> _EXERCISE BRIEF_
Exclude the pictures and reproduce the remaining data exactly as written.
________
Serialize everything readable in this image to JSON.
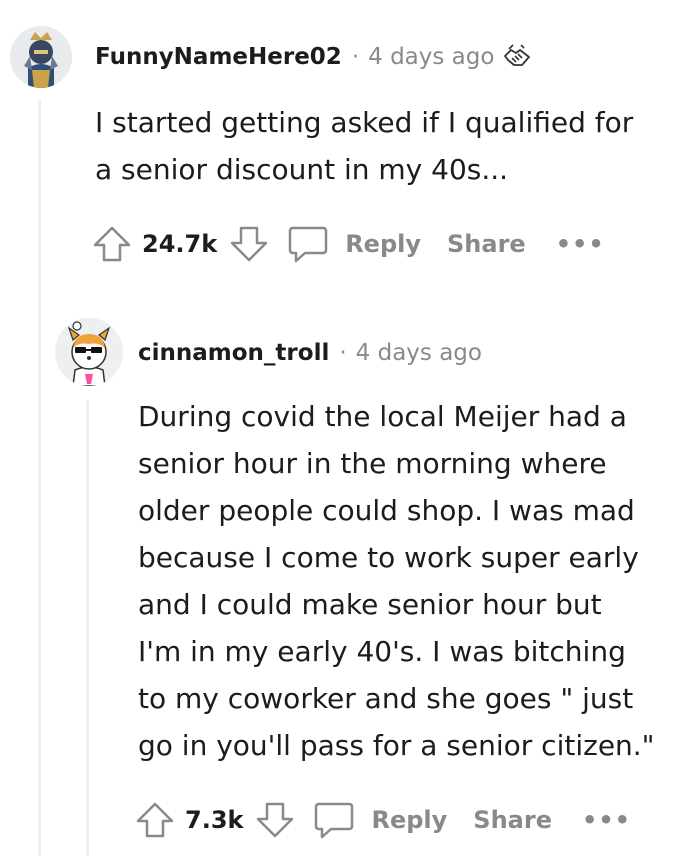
{
  "comments": [
    {
      "author": "FunnyNameHere02",
      "separator": "·",
      "time": "4 days ago",
      "body_lines": [
        "I started getting asked if I qualified for",
        "a senior discount in my 40s..."
      ],
      "votes": "24.7k",
      "reply_label": "Reply",
      "share_label": "Share",
      "more_label": "•••",
      "avatar_icon": "knight-avatar-icon",
      "award_icon": "handshake-award-icon"
    },
    {
      "author": "cinnamon_troll",
      "separator": "·",
      "time": "4 days ago",
      "body_lines": [
        "During covid the local Meijer had a",
        "senior hour in the morning where",
        "older people could shop. I was mad",
        "because I come to work super early",
        "and I could make senior hour but",
        "I'm in my early 40's. I was bitching",
        "to my coworker and she goes \" just",
        "go in you'll pass for a senior citizen.\""
      ],
      "votes": "7.3k",
      "reply_label": "Reply",
      "share_label": "Share",
      "more_label": "•••",
      "avatar_icon": "shiba-sunglasses-avatar-icon"
    }
  ],
  "colors": {
    "text": "#1c1c1c",
    "muted": "#878a8c",
    "thread_line": "#edeff1"
  }
}
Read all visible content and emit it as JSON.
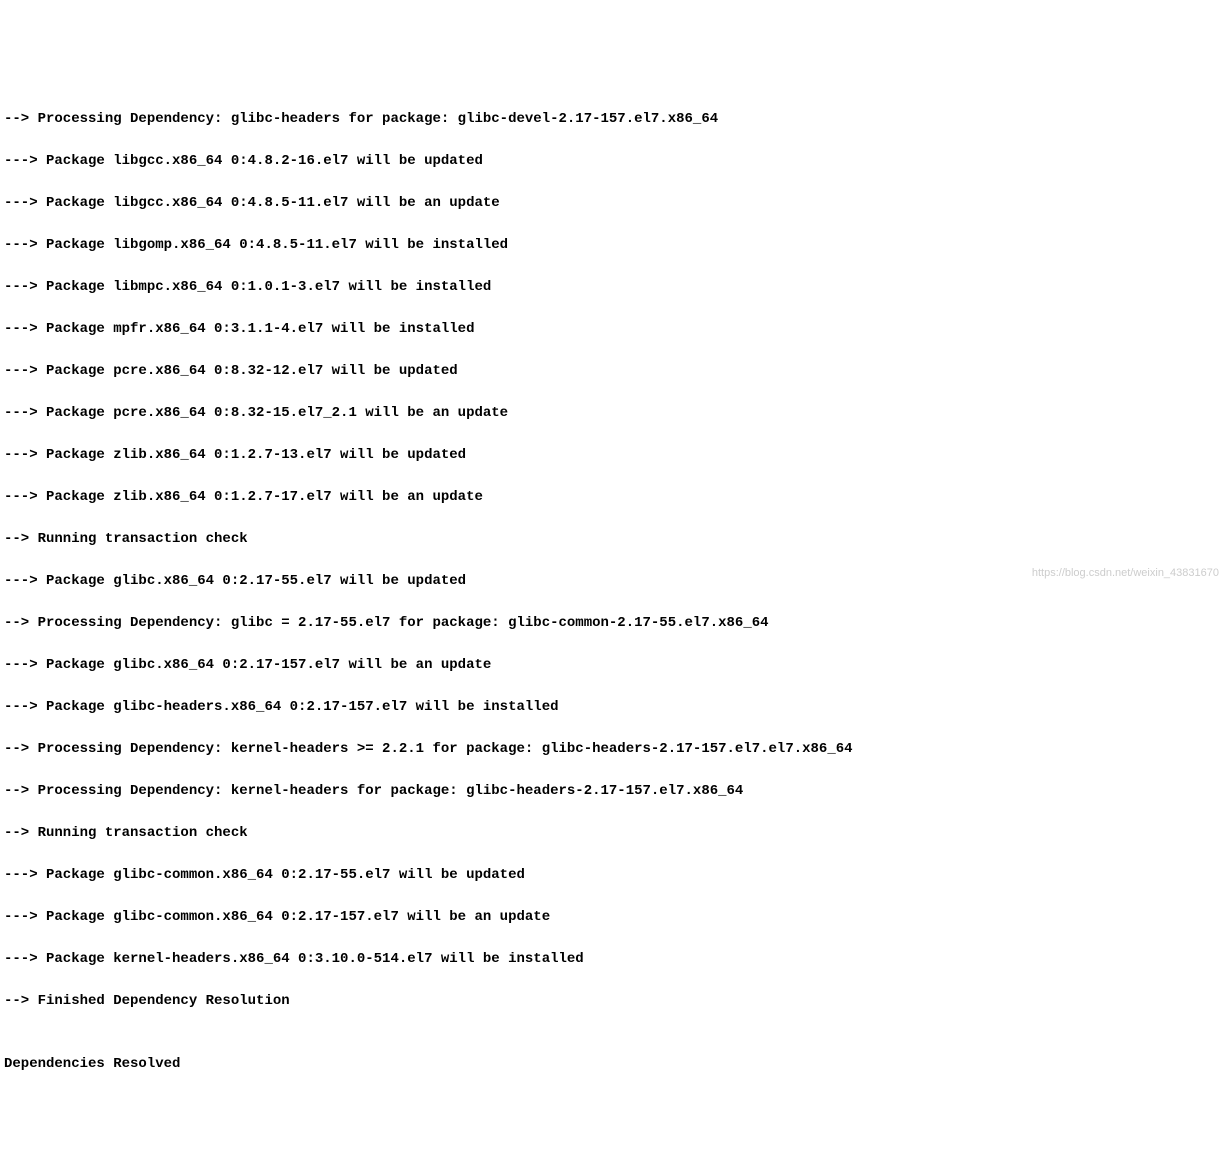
{
  "terminal": {
    "lines": [
      "--> Processing Dependency: glibc-headers for package: glibc-devel-2.17-157.el7.x86_64",
      "---> Package libgcc.x86_64 0:4.8.2-16.el7 will be updated",
      "---> Package libgcc.x86_64 0:4.8.5-11.el7 will be an update",
      "---> Package libgomp.x86_64 0:4.8.5-11.el7 will be installed",
      "---> Package libmpc.x86_64 0:1.0.1-3.el7 will be installed",
      "---> Package mpfr.x86_64 0:3.1.1-4.el7 will be installed",
      "---> Package pcre.x86_64 0:8.32-12.el7 will be updated",
      "---> Package pcre.x86_64 0:8.32-15.el7_2.1 will be an update",
      "---> Package zlib.x86_64 0:1.2.7-13.el7 will be updated",
      "---> Package zlib.x86_64 0:1.2.7-17.el7 will be an update",
      "--> Running transaction check",
      "---> Package glibc.x86_64 0:2.17-55.el7 will be updated",
      "--> Processing Dependency: glibc = 2.17-55.el7 for package: glibc-common-2.17-55.el7.x86_64",
      "---> Package glibc.x86_64 0:2.17-157.el7 will be an update",
      "---> Package glibc-headers.x86_64 0:2.17-157.el7 will be installed",
      "--> Processing Dependency: kernel-headers >= 2.2.1 for package: glibc-headers-2.17-157.el7.el7.x86_64",
      "--> Processing Dependency: kernel-headers for package: glibc-headers-2.17-157.el7.x86_64",
      "--> Running transaction check",
      "---> Package glibc-common.x86_64 0:2.17-55.el7 will be updated",
      "---> Package glibc-common.x86_64 0:2.17-157.el7 will be an update",
      "---> Package kernel-headers.x86_64 0:3.10.0-514.el7 will be installed",
      "--> Finished Dependency Resolution",
      "",
      "Dependencies Resolved"
    ]
  },
  "watermark": {
    "text": "https://blog.csdn.net/weixin_43831670"
  }
}
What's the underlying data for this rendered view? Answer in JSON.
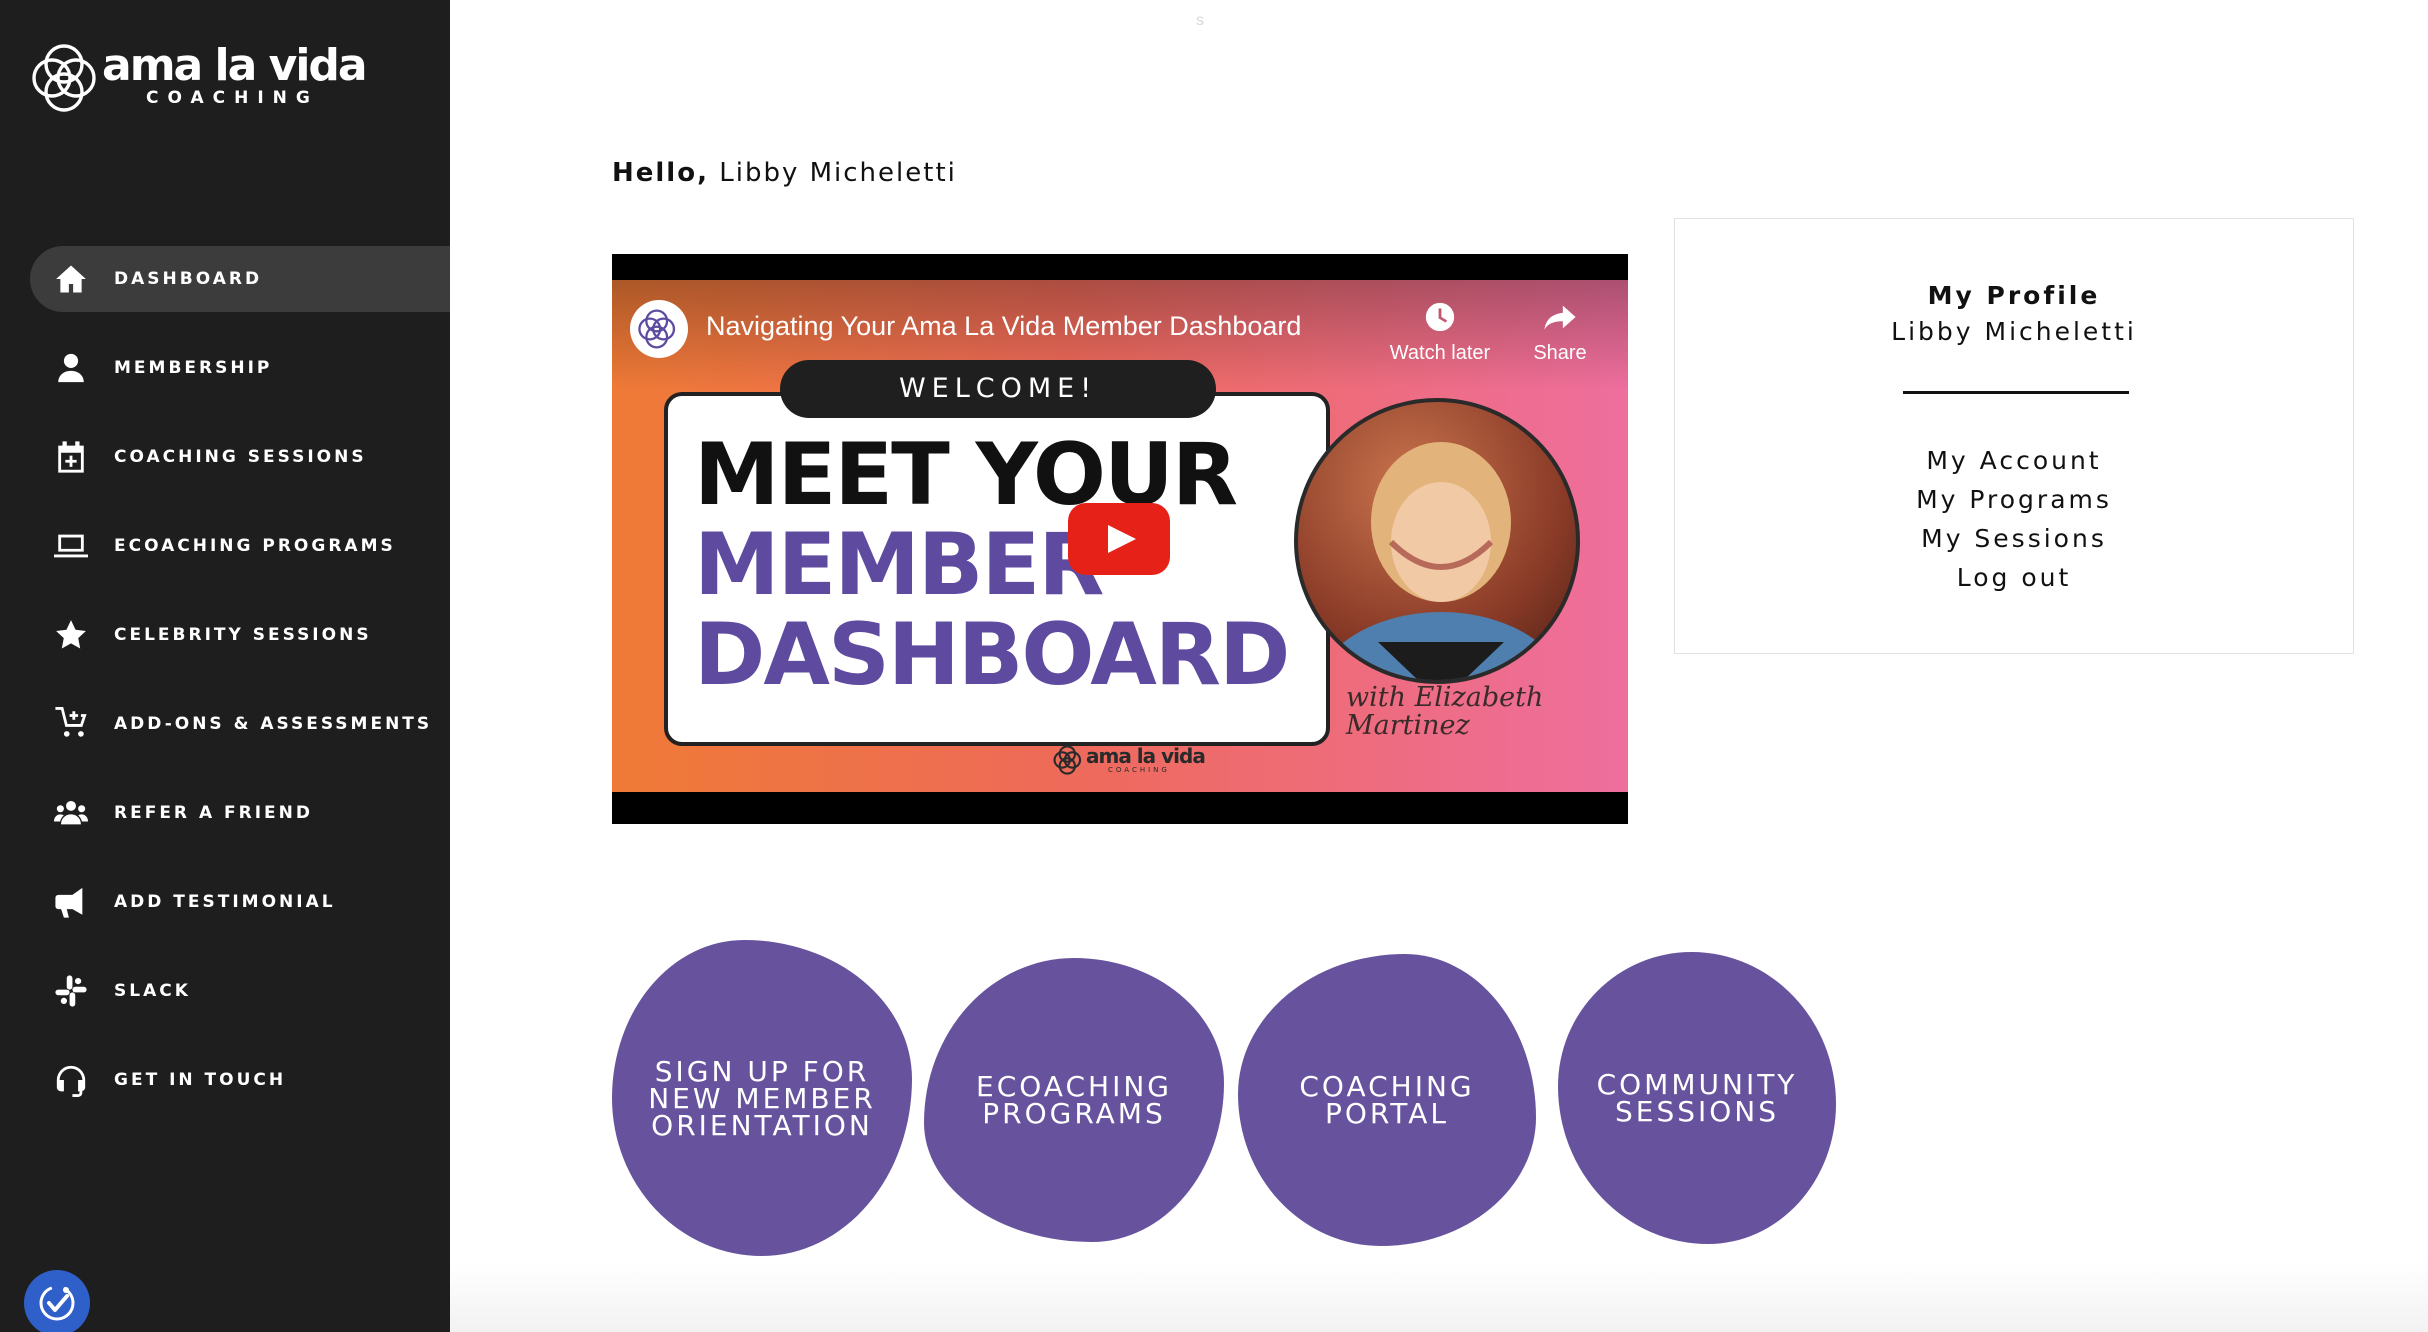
{
  "brand": {
    "name": "ama la vida",
    "tagline": "COACHING"
  },
  "sidebar": {
    "items": [
      {
        "label": "DASHBOARD",
        "icon": "home-icon",
        "active": true
      },
      {
        "label": "MEMBERSHIP",
        "icon": "user-icon",
        "active": false
      },
      {
        "label": "COACHING SESSIONS",
        "icon": "calendar-plus-icon",
        "active": false
      },
      {
        "label": "ECOACHING PROGRAMS",
        "icon": "laptop-icon",
        "active": false
      },
      {
        "label": "CELEBRITY SESSIONS",
        "icon": "star-icon",
        "active": false
      },
      {
        "label": "ADD-ONS & ASSESSMENTS",
        "icon": "cart-plus-icon",
        "active": false
      },
      {
        "label": "REFER A FRIEND",
        "icon": "users-icon",
        "active": false
      },
      {
        "label": "ADD TESTIMONIAL",
        "icon": "megaphone-icon",
        "active": false
      },
      {
        "label": "SLACK",
        "icon": "slack-icon",
        "active": false
      },
      {
        "label": "GET IN TOUCH",
        "icon": "headset-icon",
        "active": false
      }
    ],
    "accessibility_icon": "accessibility-icon"
  },
  "main": {
    "tiny_mark": "s",
    "greeting": {
      "prefix": "Hello,",
      "name": "Libby Micheletti"
    }
  },
  "video": {
    "title": "Navigating Your Ama La Vida Member Dashboard",
    "watch_later": "Watch later",
    "share": "Share",
    "welcome": "WELCOME!",
    "line1": "MEET YOUR",
    "line2": "MEMBER",
    "line3": "DASHBOARD",
    "credit_line1": "with Elizabeth",
    "credit_line2": "Martinez",
    "mini_brand": "ama la vida",
    "mini_tagline": "COACHING",
    "play_icon": "youtube-play-icon"
  },
  "profile": {
    "heading": "My Profile",
    "name": "Libby Micheletti",
    "links": [
      "My Account",
      "My Programs",
      "My Sessions",
      "Log out"
    ]
  },
  "blobs": [
    {
      "label": "SIGN UP FOR\nNEW MEMBER\nORIENTATION"
    },
    {
      "label": "ECOACHING\nPROGRAMS"
    },
    {
      "label": "COACHING\nPORTAL"
    },
    {
      "label": "COMMUNITY\nSESSIONS"
    }
  ],
  "colors": {
    "sidebar_bg": "#1e1e1e",
    "active_item_bg": "#3c3c3c",
    "brand_purple": "#66529d",
    "youtube_red": "#e62117",
    "accessibility_blue": "#2f5fc9"
  }
}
________
> _EXERCISE SOLUTION_
Serialize everything readable in this image to JSON.
{
  "comments": [
    {
      "author": "FunnyNameHere02",
      "separator": "·",
      "time": "4 days ago",
      "body_lines": [
        "I started getting asked if I qualified for",
        "a senior discount in my 40s..."
      ],
      "votes": "24.7k",
      "reply_label": "Reply",
      "share_label": "Share",
      "more_label": "•••",
      "avatar_icon": "knight-avatar-icon",
      "award_icon": "handshake-award-icon"
    },
    {
      "author": "cinnamon_troll",
      "separator": "·",
      "time": "4 days ago",
      "body_lines": [
        "During covid the local Meijer had a",
        "senior hour in the morning where",
        "older people could shop. I was mad",
        "because I come to work super early",
        "and I could make senior hour but",
        "I'm in my early 40's. I was bitching",
        "to my coworker and she goes \" just",
        "go in you'll pass for a senior citizen.\""
      ],
      "votes": "7.3k",
      "reply_label": "Reply",
      "share_label": "Share",
      "more_label": "•••",
      "avatar_icon": "shiba-sunglasses-avatar-icon"
    }
  ],
  "colors": {
    "text": "#1c1c1c",
    "muted": "#878a8c",
    "thread_line": "#edeff1"
  }
}
Read all visible content and emit it as JSON.
{
  "terminal": {
    "lines": [
      "--> Processing Dependency: glibc-headers for package: glibc-devel-2.17-157.el7.x86_64",
      "---> Package libgcc.x86_64 0:4.8.2-16.el7 will be updated",
      "---> Package libgcc.x86_64 0:4.8.5-11.el7 will be an update",
      "---> Package libgomp.x86_64 0:4.8.5-11.el7 will be installed",
      "---> Package libmpc.x86_64 0:1.0.1-3.el7 will be installed",
      "---> Package mpfr.x86_64 0:3.1.1-4.el7 will be installed",
      "---> Package pcre.x86_64 0:8.32-12.el7 will be updated",
      "---> Package pcre.x86_64 0:8.32-15.el7_2.1 will be an update",
      "---> Package zlib.x86_64 0:1.2.7-13.el7 will be updated",
      "---> Package zlib.x86_64 0:1.2.7-17.el7 will be an update",
      "--> Running transaction check",
      "---> Package glibc.x86_64 0:2.17-55.el7 will be updated",
      "--> Processing Dependency: glibc = 2.17-55.el7 for package: glibc-common-2.17-55.el7.x86_64",
      "---> Package glibc.x86_64 0:2.17-157.el7 will be an update",
      "---> Package glibc-headers.x86_64 0:2.17-157.el7 will be installed",
      "--> Processing Dependency: kernel-headers >= 2.2.1 for package: glibc-headers-2.17-157.el7.el7.x86_64",
      "--> Processing Dependency: kernel-headers for package: glibc-headers-2.17-157.el7.x86_64",
      "--> Running transaction check",
      "---> Package glibc-common.x86_64 0:2.17-55.el7 will be updated",
      "---> Package glibc-common.x86_64 0:2.17-157.el7 will be an update",
      "---> Package kernel-headers.x86_64 0:3.10.0-514.el7 will be installed",
      "--> Finished Dependency Resolution",
      "",
      "Dependencies Resolved"
    ]
  },
  "watermark": {
    "text": "https://blog.csdn.net/weixin_43831670"
  }
}
What's the underlying data for this rendered view? Answer in JSON.
{
  "brand": {
    "name": "ama la vida",
    "tagline": "COACHING"
  },
  "sidebar": {
    "items": [
      {
        "label": "DASHBOARD",
        "icon": "home-icon",
        "active": true
      },
      {
        "label": "MEMBERSHIP",
        "icon": "user-icon",
        "active": false
      },
      {
        "label": "COACHING SESSIONS",
        "icon": "calendar-plus-icon",
        "active": false
      },
      {
        "label": "ECOACHING PROGRAMS",
        "icon": "laptop-icon",
        "active": false
      },
      {
        "label": "CELEBRITY SESSIONS",
        "icon": "star-icon",
        "active": false
      },
      {
        "label": "ADD-ONS & ASSESSMENTS",
        "icon": "cart-plus-icon",
        "active": false
      },
      {
        "label": "REFER A FRIEND",
        "icon": "users-icon",
        "active": false
      },
      {
        "label": "ADD TESTIMONIAL",
        "icon": "megaphone-icon",
        "active": false
      },
      {
        "label": "SLACK",
        "icon": "slack-icon",
        "active": false
      },
      {
        "label": "GET IN TOUCH",
        "icon": "headset-icon",
        "active": false
      }
    ],
    "accessibility_icon": "accessibility-icon"
  },
  "main": {
    "tiny_mark": "s",
    "greeting": {
      "prefix": "Hello,",
      "name": "Libby Micheletti"
    }
  },
  "video": {
    "title": "Navigating Your Ama La Vida Member Dashboard",
    "watch_later": "Watch later",
    "share": "Share",
    "welcome": "WELCOME!",
    "line1": "MEET YOUR",
    "line2": "MEMBER",
    "line3": "DASHBOARD",
    "credit_line1": "with Elizabeth",
    "credit_line2": "Martinez",
    "mini_brand": "ama la vida",
    "mini_tagline": "COACHING",
    "play_icon": "youtube-play-icon"
  },
  "profile": {
    "heading": "My Profile",
    "name": "Libby Micheletti",
    "links": [
      "My Account",
      "My Programs",
      "My Sessions",
      "Log out"
    ]
  },
  "blobs": [
    {
      "label": "SIGN UP FOR\nNEW MEMBER\nORIENTATION"
    },
    {
      "label": "ECOACHING\nPROGRAMS"
    },
    {
      "label": "COACHING\nPORTAL"
    },
    {
      "label": "COMMUNITY\nSESSIONS"
    }
  ],
  "colors": {
    "sidebar_bg": "#1e1e1e",
    "active_item_bg": "#3c3c3c",
    "brand_purple": "#66529d",
    "youtube_red": "#e62117",
    "accessibility_blue": "#2f5fc9"
  }
}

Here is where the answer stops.